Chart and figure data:

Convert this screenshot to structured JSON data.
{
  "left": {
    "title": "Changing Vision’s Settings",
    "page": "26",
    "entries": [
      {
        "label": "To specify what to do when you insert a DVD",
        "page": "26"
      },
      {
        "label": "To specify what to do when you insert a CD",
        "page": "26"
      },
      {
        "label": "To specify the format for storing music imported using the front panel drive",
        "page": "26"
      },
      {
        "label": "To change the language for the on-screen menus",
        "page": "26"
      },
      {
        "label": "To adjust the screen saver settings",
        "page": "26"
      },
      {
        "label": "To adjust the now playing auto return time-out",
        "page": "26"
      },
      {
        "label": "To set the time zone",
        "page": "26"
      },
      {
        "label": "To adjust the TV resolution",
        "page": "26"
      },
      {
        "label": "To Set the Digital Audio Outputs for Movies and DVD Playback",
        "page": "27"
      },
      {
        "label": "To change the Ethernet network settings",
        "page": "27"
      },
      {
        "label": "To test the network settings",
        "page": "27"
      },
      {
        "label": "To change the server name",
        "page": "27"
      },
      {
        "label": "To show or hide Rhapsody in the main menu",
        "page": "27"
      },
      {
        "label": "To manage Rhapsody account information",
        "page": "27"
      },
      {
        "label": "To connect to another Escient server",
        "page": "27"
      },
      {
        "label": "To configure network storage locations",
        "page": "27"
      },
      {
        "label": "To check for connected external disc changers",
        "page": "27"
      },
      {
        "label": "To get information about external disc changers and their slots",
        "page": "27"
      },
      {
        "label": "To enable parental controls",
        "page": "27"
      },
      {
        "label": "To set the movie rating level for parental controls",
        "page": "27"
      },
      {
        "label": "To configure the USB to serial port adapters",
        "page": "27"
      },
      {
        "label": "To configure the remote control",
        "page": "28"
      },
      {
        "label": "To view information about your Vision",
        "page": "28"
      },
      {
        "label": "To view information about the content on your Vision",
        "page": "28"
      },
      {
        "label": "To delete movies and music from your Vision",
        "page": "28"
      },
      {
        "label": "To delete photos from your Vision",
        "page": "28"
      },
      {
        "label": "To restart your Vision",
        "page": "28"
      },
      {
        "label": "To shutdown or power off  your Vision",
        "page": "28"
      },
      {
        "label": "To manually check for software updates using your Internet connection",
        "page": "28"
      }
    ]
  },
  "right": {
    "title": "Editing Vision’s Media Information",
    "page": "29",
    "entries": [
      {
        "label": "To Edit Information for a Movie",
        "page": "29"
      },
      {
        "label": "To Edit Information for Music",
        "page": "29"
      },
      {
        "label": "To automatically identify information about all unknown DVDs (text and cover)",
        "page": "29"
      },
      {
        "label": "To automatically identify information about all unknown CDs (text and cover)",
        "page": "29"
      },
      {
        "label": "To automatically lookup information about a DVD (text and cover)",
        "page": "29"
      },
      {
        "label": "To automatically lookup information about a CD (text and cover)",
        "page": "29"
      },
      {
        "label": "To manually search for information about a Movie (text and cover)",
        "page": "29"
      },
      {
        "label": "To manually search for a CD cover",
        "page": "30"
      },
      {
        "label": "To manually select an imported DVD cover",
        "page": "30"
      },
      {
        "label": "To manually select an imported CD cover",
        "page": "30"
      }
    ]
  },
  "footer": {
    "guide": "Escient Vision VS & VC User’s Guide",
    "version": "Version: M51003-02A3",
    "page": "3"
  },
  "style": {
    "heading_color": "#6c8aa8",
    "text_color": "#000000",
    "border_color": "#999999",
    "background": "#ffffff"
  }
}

● Written problem:
Extract all lines from the data in which "select" is found.

● Correct output:
        "label": "To manually select an imported DVD cover",
        "label": "To manually select an imported CD cover",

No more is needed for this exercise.